* _What you will do_
Find the string "into" in the entries and copy each line that has it.
+++ Extracted entries +++
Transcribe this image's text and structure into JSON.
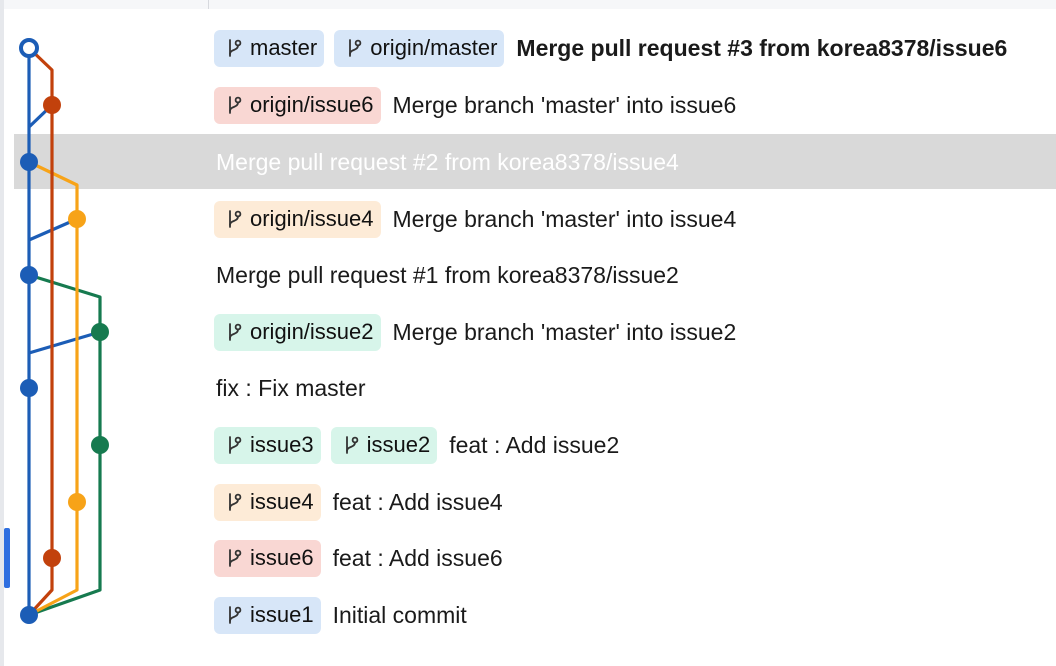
{
  "colors": {
    "lane_blue": "#1c5db6",
    "lane_red": "#c2410c",
    "lane_orange": "#f7a318",
    "lane_green": "#167a4f",
    "selection": "#d9d9d9"
  },
  "commits": [
    {
      "refs": [
        {
          "label": "master",
          "color": "blue"
        },
        {
          "label": "origin/master",
          "color": "blue"
        }
      ],
      "subject": "Merge pull request #3 from korea8378/issue6",
      "bold": true,
      "selected": false
    },
    {
      "refs": [
        {
          "label": "origin/issue6",
          "color": "red"
        }
      ],
      "subject": "Merge branch 'master' into issue6",
      "bold": false,
      "selected": false
    },
    {
      "refs": [],
      "subject": "Merge pull request #2 from korea8378/issue4",
      "bold": false,
      "selected": true
    },
    {
      "refs": [
        {
          "label": "origin/issue4",
          "color": "orange"
        }
      ],
      "subject": "Merge branch 'master' into issue4",
      "bold": false,
      "selected": false
    },
    {
      "refs": [],
      "subject": "Merge pull request #1 from korea8378/issue2",
      "bold": false,
      "selected": false
    },
    {
      "refs": [
        {
          "label": "origin/issue2",
          "color": "green"
        }
      ],
      "subject": "Merge branch 'master' into issue2",
      "bold": false,
      "selected": false
    },
    {
      "refs": [],
      "subject": "fix : Fix master",
      "bold": false,
      "selected": false
    },
    {
      "refs": [
        {
          "label": "issue3",
          "color": "green"
        },
        {
          "label": "issue2",
          "color": "green"
        }
      ],
      "subject": "feat : Add issue2",
      "bold": false,
      "selected": false
    },
    {
      "refs": [
        {
          "label": "issue4",
          "color": "orange"
        }
      ],
      "subject": "feat : Add issue4",
      "bold": false,
      "selected": false
    },
    {
      "refs": [
        {
          "label": "issue6",
          "color": "red"
        }
      ],
      "subject": "feat : Add issue6",
      "bold": false,
      "selected": false
    },
    {
      "refs": [
        {
          "label": "issue1",
          "color": "blue"
        }
      ],
      "subject": "Initial commit",
      "bold": false,
      "selected": false
    }
  ]
}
+++
* _The output_
Transcribe this image's text and structure into JSON.
      "subject": "Merge branch 'master' into issue6",
      "subject": "Merge branch 'master' into issue4",
      "subject": "Merge branch 'master' into issue2",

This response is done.